** START WORKING DATA **

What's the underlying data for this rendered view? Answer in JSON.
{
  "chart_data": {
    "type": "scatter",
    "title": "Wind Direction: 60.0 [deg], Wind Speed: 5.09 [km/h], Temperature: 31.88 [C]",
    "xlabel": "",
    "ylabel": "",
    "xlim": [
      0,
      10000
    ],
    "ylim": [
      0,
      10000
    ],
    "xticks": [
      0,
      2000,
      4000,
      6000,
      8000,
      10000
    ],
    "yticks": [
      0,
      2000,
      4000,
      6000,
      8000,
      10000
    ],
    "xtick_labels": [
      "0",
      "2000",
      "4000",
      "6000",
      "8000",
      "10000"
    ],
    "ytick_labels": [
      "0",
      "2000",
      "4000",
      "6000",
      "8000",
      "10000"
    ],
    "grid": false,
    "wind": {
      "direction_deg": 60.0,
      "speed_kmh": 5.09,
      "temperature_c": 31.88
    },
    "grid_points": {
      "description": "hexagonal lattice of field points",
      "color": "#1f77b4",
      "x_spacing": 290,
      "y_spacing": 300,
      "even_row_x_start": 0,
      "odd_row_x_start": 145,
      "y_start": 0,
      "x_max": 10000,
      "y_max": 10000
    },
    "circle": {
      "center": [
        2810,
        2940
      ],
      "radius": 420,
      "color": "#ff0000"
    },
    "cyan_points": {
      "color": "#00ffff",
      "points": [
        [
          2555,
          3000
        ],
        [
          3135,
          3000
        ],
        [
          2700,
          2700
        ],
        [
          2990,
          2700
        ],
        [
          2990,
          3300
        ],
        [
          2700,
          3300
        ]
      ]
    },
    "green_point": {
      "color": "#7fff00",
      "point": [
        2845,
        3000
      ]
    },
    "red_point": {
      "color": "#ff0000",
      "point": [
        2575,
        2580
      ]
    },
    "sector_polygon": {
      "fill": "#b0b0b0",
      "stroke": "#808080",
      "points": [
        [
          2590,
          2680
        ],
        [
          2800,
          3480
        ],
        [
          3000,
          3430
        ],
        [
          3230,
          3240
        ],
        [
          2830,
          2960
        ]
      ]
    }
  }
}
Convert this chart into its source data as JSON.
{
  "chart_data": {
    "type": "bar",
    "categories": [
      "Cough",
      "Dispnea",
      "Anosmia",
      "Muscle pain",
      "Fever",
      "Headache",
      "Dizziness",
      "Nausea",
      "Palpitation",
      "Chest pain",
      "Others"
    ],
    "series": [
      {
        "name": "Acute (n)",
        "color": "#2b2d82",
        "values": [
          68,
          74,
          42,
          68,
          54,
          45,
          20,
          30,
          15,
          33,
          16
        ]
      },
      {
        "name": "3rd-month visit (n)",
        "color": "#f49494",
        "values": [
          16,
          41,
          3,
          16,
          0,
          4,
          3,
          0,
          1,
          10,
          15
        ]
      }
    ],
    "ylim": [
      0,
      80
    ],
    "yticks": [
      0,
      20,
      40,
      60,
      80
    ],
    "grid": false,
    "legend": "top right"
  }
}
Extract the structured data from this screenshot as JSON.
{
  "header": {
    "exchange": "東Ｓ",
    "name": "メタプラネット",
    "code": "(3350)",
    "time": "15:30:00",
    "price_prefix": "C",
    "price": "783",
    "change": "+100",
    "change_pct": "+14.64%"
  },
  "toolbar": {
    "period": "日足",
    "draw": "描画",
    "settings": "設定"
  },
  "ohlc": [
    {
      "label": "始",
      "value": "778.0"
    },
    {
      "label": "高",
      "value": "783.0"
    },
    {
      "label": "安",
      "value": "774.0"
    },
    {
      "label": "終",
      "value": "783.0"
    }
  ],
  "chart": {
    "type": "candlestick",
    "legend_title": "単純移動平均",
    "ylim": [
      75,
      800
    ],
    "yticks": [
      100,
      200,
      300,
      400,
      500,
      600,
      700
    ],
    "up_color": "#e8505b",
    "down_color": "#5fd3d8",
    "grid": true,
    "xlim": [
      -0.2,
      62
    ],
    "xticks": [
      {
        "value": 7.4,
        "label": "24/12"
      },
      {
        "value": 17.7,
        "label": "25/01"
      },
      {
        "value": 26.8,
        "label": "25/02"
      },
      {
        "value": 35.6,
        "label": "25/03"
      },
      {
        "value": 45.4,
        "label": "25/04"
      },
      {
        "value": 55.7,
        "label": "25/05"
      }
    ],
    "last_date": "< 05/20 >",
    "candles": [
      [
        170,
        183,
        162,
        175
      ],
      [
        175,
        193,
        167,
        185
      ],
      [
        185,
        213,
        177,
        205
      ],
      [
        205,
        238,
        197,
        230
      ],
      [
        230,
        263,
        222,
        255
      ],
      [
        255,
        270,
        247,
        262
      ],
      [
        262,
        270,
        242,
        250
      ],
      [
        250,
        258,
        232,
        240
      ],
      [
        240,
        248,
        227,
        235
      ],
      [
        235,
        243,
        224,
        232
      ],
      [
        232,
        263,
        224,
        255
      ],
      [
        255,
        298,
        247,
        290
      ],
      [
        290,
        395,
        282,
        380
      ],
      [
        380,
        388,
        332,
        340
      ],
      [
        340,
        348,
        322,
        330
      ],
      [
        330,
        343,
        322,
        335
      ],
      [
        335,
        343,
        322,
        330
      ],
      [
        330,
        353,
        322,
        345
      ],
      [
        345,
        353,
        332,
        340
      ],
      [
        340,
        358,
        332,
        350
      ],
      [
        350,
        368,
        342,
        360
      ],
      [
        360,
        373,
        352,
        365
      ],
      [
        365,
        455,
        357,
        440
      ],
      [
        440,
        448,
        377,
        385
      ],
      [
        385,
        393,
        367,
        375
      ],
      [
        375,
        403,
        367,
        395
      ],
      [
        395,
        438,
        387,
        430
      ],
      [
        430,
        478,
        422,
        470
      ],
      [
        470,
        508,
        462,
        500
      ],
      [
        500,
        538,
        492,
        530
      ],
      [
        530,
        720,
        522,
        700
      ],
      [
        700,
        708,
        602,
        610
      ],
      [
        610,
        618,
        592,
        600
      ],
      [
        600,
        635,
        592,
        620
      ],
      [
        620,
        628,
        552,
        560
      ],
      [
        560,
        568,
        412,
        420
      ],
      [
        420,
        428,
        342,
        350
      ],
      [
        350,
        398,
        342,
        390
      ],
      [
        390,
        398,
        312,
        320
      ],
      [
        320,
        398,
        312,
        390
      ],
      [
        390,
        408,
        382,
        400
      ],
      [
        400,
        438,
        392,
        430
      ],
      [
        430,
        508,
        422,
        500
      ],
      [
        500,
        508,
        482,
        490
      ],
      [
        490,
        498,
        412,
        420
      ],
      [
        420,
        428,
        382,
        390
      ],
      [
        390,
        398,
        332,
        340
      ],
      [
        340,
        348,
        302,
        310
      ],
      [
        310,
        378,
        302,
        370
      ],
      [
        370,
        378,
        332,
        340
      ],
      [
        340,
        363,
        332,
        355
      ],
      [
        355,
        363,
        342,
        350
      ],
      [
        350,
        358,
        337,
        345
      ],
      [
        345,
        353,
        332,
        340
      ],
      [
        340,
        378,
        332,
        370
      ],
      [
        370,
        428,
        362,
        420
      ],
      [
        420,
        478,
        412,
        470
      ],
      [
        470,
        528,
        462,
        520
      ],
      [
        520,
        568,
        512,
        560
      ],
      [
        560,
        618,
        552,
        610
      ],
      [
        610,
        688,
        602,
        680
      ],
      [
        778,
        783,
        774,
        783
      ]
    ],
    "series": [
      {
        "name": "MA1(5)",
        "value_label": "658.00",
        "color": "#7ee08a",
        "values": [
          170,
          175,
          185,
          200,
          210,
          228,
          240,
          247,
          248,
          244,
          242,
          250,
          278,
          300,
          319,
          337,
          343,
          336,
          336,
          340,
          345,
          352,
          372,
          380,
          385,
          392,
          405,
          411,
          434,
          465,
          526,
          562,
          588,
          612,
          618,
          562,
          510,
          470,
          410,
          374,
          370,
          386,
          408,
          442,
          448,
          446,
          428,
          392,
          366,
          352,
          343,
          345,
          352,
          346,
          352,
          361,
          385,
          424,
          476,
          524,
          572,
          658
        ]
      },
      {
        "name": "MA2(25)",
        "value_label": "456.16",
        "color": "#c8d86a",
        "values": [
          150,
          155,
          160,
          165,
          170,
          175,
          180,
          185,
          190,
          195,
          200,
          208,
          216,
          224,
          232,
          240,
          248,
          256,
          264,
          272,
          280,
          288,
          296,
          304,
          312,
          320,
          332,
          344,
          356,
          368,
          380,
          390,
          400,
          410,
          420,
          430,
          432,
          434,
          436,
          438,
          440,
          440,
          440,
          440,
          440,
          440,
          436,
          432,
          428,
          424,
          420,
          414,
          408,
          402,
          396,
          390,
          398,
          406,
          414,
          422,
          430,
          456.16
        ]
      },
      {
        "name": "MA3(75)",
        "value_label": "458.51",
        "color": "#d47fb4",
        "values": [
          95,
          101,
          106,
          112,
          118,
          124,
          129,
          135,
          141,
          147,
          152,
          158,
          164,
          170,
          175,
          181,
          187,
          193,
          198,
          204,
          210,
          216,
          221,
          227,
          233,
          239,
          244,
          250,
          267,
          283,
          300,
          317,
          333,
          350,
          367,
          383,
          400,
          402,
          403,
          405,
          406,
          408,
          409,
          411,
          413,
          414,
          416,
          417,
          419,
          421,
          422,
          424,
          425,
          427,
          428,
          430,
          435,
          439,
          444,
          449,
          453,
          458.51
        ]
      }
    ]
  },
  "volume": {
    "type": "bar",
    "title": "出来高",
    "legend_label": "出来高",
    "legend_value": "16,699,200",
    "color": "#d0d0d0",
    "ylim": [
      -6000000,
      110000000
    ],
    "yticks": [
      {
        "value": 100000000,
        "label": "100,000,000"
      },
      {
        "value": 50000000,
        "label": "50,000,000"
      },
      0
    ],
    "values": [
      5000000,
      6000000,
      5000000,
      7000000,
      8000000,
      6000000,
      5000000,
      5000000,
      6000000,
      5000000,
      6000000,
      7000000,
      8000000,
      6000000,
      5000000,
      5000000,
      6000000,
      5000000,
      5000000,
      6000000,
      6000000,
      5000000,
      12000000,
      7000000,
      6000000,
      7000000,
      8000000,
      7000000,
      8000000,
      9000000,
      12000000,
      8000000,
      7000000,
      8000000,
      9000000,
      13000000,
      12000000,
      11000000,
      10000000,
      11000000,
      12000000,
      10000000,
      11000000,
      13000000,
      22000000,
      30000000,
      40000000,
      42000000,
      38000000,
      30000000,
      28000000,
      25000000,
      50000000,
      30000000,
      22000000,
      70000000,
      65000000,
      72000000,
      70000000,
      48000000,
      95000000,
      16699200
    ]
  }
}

** END WORKING DATA **

*INSTRUCTIONS FOR THE TASK:*
List all lines in the material containing the string "type".

*REPLY:*
    "type": "scatter",
    "type": "bar",
    "type": "candlestick",
    "type": "bar",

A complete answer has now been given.